> [Aim of the task]: Scan the entries for the string "Romania" and give the number of lines that have it, nothing further.

> [Data for processing]:
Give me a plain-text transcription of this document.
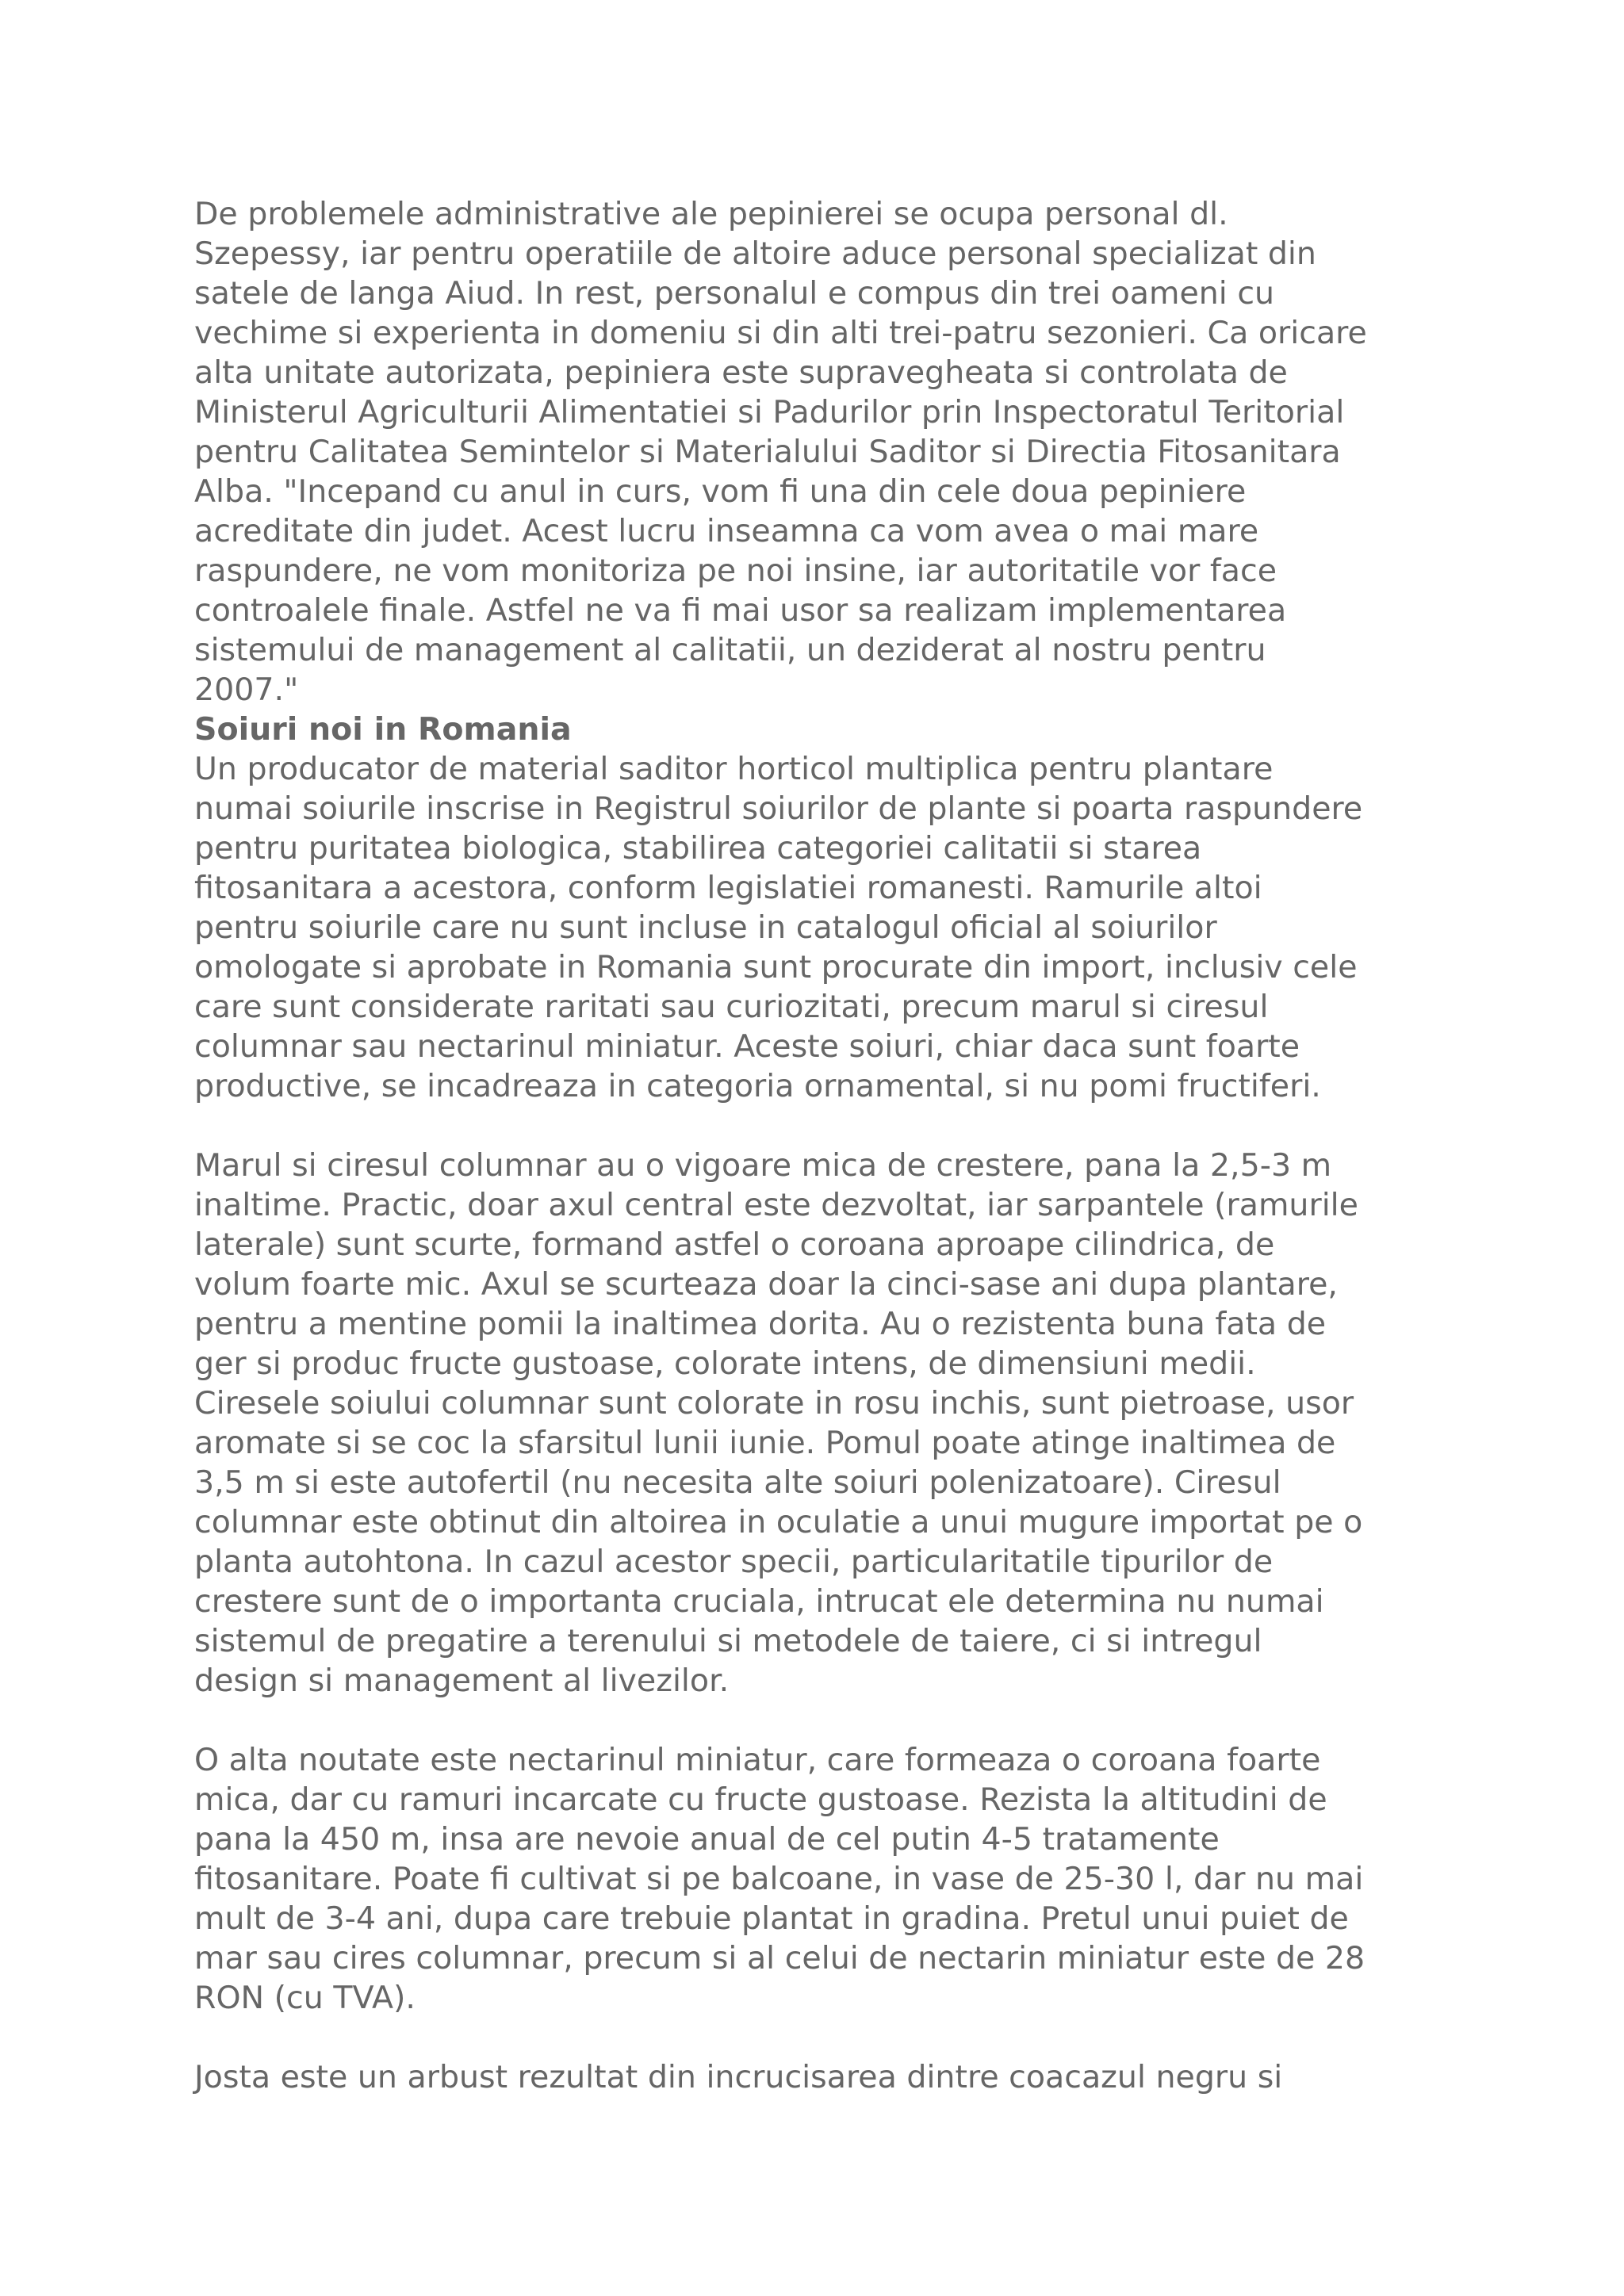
De problemele administrative ale pepinierei se ocupa personal dl.
Szepessy, iar pentru operatiile de altoire aduce personal specializat din
satele de langa Aiud. In rest, personalul e compus din trei oameni cu
vechime si experienta in domeniu si din alti trei-patru sezonieri. Ca oricare
alta unitate autorizata, pepiniera este supravegheata si controlata de
Ministerul Agriculturii Alimentatiei si Padurilor prin Inspectoratul Teritorial
pentru Calitatea Semintelor si Materialului Saditor si Directia Fitosanitara
Alba. "Incepand cu anul in curs, vom fi una din cele doua pepiniere
acreditate din judet. Acest lucru inseamna ca vom avea o mai mare
raspundere, ne vom monitoriza pe noi insine, iar autoritatile vor face
controalele finale. Astfel ne va fi mai usor sa realizam implementarea
sistemului de management al calitatii, un deziderat al nostru pentru
2007."
Soiuri noi in Romania
Un producator de material saditor horticol multiplica pentru plantare
numai soiurile inscrise in Registrul soiurilor de plante si poarta raspundere
pentru puritatea biologica, stabilirea categoriei calitatii si starea
fitosanitara a acestora, conform legislatiei romanesti. Ramurile altoi
pentru soiurile care nu sunt incluse in catalogul oficial al soiurilor
omologate si aprobate in Romania sunt procurate din import, inclusiv cele
care sunt considerate raritati sau curiozitati, precum marul si ciresul
columnar sau nectarinul miniatur. Aceste soiuri, chiar daca sunt foarte
productive, se incadreaza in categoria ornamental, si nu pomi fructiferi.
Marul si ciresul columnar au o vigoare mica de crestere, pana la 2,5-3 m
inaltime. Practic, doar axul central este dezvoltat, iar sarpantele (ramurile
laterale) sunt scurte, formand astfel o coroana aproape cilindrica, de
volum foarte mic. Axul se scurteaza doar la cinci-sase ani dupa plantare,
pentru a mentine pomii la inaltimea dorita. Au o rezistenta buna fata de
ger si produc fructe gustoase, colorate intens, de dimensiuni medii.
Ciresele soiului columnar sunt colorate in rosu inchis, sunt pietroase, usor
aromate si se coc la sfarsitul lunii iunie. Pomul poate atinge inaltimea de
3,5 m si este autofertil (nu necesita alte soiuri polenizatoare). Ciresul
columnar este obtinut din altoirea in oculatie a unui mugure importat pe o
planta autohtona. In cazul acestor specii, particularitatile tipurilor de
crestere sunt de o importanta cruciala, intrucat ele determina nu numai
sistemul de pregatire a terenului si metodele de taiere, ci si intregul
design si management al livezilor.
O alta noutate este nectarinul miniatur, care formeaza o coroana foarte
mica, dar cu ramuri incarcate cu fructe gustoase. Rezista la altitudini de
pana la 450 m, insa are nevoie anual de cel putin 4-5 tratamente
fitosanitare. Poate fi cultivat si pe balcoane, in vase de 25-30 l, dar nu mai
mult de 3-4 ani, dupa care trebuie plantat in gradina. Pretul unui puiet de
mar sau cires columnar, precum si al celui de nectarin miniatur este de 28
RON (cu TVA).
Josta este un arbust rezultat din incrucisarea dintre coacazul negru si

> [Result]: 2